## [DIRECTIVE]
Write out the entire listing below exactly, with the pictures left out.

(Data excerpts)

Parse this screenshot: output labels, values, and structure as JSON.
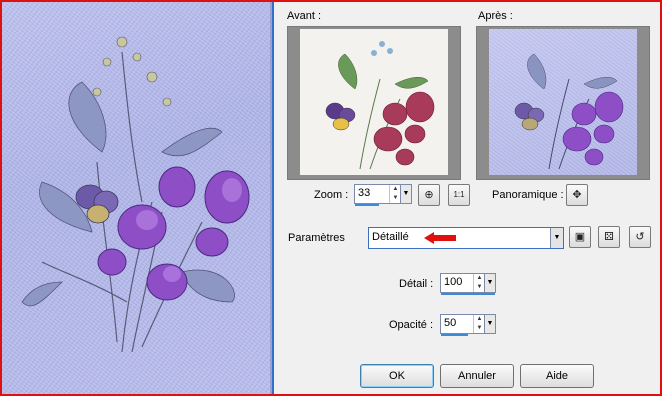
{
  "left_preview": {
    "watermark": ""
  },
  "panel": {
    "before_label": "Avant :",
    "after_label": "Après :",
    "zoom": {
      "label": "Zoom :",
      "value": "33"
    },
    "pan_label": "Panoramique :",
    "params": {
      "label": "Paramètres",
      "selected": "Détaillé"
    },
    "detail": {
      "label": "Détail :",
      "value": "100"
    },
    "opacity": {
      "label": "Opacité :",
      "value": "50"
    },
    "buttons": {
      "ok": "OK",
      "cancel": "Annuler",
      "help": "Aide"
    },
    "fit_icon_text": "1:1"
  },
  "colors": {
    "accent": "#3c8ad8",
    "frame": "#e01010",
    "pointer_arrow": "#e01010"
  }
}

## [THE RESPONSE]
Parse this screenshot: output labels, values, and structure as JSON.
{
  "left_preview": {
    "watermark": ""
  },
  "panel": {
    "before_label": "Avant :",
    "after_label": "Après :",
    "zoom": {
      "label": "Zoom :",
      "value": "33"
    },
    "pan_label": "Panoramique :",
    "params": {
      "label": "Paramètres",
      "selected": "Détaillé"
    },
    "detail": {
      "label": "Détail :",
      "value": "100"
    },
    "opacity": {
      "label": "Opacité :",
      "value": "50"
    },
    "buttons": {
      "ok": "OK",
      "cancel": "Annuler",
      "help": "Aide"
    },
    "fit_icon_text": "1:1"
  },
  "colors": {
    "accent": "#3c8ad8",
    "frame": "#e01010",
    "pointer_arrow": "#e01010"
  }
}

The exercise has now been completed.